**GIVEN REQUEST**
Revise the lines from the start through the one containing "app-count: アプリ数： 2 [462, 335, 751, 403]", replacing "sidebar-item-label" with "nav-item-label" and leaving everything else unchanged. Return only those lines.

══════

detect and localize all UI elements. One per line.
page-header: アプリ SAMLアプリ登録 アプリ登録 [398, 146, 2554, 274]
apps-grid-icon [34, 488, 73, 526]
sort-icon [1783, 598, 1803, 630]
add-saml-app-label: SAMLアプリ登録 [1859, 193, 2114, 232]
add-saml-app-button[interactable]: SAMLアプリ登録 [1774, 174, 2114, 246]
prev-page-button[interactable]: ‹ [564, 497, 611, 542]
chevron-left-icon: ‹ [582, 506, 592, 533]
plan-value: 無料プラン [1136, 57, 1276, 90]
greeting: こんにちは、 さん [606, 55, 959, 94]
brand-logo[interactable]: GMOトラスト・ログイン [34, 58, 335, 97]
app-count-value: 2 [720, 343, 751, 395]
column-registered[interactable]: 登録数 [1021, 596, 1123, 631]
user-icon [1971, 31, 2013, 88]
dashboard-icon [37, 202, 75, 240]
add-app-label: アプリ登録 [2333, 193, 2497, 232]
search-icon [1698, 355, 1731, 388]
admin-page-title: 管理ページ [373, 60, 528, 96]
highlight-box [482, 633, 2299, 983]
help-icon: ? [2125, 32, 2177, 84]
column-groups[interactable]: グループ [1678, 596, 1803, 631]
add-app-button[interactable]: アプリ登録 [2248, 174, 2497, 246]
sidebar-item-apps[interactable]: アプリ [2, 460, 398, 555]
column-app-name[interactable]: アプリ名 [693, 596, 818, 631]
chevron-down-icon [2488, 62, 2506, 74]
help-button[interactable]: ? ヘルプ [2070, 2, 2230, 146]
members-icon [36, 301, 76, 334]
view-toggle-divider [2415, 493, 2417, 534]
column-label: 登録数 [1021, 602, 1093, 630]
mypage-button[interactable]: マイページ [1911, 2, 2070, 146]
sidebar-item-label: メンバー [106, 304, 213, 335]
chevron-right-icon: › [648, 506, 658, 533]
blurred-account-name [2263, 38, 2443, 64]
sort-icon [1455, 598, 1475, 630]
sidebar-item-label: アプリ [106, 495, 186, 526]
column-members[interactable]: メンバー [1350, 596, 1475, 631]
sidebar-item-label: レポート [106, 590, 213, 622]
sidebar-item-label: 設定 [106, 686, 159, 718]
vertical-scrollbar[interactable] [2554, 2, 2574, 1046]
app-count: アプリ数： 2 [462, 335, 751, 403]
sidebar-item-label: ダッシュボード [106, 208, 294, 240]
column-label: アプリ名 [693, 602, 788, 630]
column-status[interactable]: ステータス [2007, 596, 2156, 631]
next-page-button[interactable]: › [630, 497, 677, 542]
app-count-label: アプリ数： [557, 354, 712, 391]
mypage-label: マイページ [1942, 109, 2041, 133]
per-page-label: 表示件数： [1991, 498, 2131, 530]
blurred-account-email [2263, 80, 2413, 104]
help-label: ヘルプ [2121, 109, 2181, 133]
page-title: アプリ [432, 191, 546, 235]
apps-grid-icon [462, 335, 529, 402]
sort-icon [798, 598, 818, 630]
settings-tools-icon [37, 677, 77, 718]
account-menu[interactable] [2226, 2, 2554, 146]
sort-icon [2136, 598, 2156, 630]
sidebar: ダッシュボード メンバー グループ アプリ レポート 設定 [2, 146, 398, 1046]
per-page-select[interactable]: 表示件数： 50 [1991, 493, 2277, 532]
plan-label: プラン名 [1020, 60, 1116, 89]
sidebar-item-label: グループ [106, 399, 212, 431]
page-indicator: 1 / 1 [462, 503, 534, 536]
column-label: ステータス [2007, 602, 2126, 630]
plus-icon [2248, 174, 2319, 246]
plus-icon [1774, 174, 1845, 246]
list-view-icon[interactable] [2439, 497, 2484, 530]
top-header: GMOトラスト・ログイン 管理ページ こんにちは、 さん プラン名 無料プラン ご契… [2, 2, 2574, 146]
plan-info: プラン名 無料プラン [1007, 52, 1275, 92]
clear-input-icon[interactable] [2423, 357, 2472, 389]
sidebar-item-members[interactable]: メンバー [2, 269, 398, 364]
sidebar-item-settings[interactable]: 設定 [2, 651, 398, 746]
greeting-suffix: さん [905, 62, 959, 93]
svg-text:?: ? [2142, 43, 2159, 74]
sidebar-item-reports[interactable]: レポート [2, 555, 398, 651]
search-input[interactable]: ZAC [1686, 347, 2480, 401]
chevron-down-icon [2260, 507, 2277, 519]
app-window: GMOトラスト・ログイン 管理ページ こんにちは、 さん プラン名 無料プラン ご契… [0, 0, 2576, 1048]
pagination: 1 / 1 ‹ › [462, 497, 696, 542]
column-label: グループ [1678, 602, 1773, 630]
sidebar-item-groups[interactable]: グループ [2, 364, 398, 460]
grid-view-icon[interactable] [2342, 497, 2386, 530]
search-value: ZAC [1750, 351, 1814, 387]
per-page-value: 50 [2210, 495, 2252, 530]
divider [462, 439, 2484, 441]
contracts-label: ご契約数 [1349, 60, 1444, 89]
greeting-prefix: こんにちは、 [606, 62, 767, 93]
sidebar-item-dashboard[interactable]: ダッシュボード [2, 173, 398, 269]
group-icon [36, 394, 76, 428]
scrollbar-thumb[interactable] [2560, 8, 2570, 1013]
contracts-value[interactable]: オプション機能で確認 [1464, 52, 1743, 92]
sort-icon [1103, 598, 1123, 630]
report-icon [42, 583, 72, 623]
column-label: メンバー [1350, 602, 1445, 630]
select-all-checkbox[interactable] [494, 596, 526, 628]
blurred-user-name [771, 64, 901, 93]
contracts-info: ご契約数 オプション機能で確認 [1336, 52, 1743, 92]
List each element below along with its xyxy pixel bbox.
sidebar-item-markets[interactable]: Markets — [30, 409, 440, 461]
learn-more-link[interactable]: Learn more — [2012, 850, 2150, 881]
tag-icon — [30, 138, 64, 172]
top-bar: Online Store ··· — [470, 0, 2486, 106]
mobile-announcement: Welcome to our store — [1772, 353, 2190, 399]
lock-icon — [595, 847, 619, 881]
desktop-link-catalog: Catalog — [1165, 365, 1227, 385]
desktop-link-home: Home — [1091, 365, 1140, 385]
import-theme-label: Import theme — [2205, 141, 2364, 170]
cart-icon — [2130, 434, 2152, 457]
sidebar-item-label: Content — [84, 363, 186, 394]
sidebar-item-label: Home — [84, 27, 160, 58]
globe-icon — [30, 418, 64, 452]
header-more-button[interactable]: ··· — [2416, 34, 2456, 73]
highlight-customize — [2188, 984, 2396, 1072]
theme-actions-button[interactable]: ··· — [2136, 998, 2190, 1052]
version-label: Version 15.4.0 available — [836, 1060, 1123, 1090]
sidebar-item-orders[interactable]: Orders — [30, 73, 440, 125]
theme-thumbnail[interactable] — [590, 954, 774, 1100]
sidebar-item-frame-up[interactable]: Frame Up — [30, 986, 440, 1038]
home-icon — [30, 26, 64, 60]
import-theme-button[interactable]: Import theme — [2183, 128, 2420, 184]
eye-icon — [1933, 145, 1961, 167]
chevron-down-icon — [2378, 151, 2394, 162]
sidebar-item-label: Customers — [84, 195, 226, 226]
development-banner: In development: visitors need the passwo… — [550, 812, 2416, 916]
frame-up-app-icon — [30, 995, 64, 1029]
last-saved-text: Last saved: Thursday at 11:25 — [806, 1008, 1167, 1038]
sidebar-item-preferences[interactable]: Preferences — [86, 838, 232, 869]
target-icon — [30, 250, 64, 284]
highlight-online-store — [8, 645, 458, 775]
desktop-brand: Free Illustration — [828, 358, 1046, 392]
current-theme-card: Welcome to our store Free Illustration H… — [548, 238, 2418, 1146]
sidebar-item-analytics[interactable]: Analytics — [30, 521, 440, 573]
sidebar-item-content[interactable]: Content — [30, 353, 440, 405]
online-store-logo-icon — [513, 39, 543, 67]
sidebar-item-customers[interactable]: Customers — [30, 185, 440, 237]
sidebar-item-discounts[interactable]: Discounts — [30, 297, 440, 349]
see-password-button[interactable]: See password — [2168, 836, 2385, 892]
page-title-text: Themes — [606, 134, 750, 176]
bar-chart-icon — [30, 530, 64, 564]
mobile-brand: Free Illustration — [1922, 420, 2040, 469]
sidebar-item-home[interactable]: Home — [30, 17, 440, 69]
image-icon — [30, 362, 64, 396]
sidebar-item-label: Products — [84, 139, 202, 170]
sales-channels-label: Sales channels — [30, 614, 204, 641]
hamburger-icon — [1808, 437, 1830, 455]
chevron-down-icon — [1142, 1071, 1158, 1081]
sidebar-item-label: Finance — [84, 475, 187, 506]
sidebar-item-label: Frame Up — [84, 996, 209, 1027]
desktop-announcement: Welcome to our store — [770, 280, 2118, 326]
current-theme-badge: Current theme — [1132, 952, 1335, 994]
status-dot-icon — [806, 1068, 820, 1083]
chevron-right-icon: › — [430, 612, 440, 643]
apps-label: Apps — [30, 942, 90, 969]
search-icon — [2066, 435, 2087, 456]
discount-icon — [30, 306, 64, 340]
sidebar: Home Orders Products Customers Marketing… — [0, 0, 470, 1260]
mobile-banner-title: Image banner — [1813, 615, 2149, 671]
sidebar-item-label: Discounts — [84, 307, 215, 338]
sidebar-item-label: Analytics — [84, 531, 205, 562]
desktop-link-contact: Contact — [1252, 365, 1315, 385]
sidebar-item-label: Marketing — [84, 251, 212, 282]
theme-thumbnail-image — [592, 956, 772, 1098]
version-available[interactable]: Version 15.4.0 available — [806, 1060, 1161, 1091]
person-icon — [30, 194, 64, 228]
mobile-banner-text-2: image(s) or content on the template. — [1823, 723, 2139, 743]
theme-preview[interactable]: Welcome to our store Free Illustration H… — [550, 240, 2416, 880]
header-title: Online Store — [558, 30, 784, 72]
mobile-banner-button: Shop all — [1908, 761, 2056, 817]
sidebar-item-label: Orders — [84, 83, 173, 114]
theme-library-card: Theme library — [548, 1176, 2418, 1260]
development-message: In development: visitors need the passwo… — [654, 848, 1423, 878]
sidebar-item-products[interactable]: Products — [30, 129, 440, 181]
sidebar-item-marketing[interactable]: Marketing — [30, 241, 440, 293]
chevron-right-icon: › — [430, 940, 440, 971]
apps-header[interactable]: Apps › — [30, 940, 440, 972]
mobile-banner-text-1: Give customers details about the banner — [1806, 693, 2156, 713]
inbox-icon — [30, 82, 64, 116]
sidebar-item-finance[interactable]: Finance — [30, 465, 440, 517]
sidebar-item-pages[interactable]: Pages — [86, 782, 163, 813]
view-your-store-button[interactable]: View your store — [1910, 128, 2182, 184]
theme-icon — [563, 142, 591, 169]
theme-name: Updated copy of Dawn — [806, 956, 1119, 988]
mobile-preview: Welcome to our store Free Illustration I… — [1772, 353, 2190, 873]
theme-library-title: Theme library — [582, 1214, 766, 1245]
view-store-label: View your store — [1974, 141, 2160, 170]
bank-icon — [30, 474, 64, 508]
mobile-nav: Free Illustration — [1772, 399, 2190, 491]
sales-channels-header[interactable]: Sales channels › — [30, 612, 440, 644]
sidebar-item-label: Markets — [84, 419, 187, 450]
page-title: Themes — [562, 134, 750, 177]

══════

**FINISHED TASK**
detect and localize all UI elements. One per line.
page-header: アプリ SAMLアプリ登録 アプリ登録 [398, 146, 2554, 274]
apps-grid-icon [34, 488, 73, 526]
sort-icon [1783, 598, 1803, 630]
add-saml-app-label: SAMLアプリ登録 [1859, 193, 2114, 232]
add-saml-app-button[interactable]: SAMLアプリ登録 [1774, 174, 2114, 246]
prev-page-button[interactable]: ‹ [564, 497, 611, 542]
chevron-left-icon: ‹ [582, 506, 592, 533]
plan-value: 無料プラン [1136, 57, 1276, 90]
greeting: こんにちは、 さん [606, 55, 959, 94]
brand-logo[interactable]: GMOトラスト・ログイン [34, 58, 335, 97]
app-count-value: 2 [720, 343, 751, 395]
column-registered[interactable]: 登録数 [1021, 596, 1123, 631]
user-icon [1971, 31, 2013, 88]
dashboard-icon [37, 202, 75, 240]
add-app-label: アプリ登録 [2333, 193, 2497, 232]
search-icon [1698, 355, 1731, 388]
admin-page-title: 管理ページ [373, 60, 528, 96]
highlight-box [482, 633, 2299, 983]
help-icon: ? [2125, 32, 2177, 84]
column-groups[interactable]: グループ [1678, 596, 1803, 631]
add-app-button[interactable]: アプリ登録 [2248, 174, 2497, 246]
sidebar-item-apps[interactable]: アプリ [2, 460, 398, 555]
column-app-name[interactable]: アプリ名 [693, 596, 818, 631]
chevron-down-icon [2488, 62, 2506, 74]
help-button[interactable]: ? ヘルプ [2070, 2, 2230, 146]
members-icon [36, 301, 76, 334]
view-toggle-divider [2415, 493, 2417, 534]
column-label: 登録数 [1021, 602, 1093, 630]
mypage-button[interactable]: マイページ [1911, 2, 2070, 146]
nav-item-label: メンバー [106, 304, 213, 335]
chevron-right-icon: › [648, 506, 658, 533]
blurred-account-name [2263, 38, 2443, 64]
sort-icon [1455, 598, 1475, 630]
nav-item-label: アプリ [106, 495, 186, 526]
column-members[interactable]: メンバー [1350, 596, 1475, 631]
nav-item-label: レポート [106, 590, 213, 622]
nav-item-label: 設定 [106, 686, 159, 718]
vertical-scrollbar[interactable] [2554, 2, 2574, 1046]
app-count: アプリ数： 2 [462, 335, 751, 403]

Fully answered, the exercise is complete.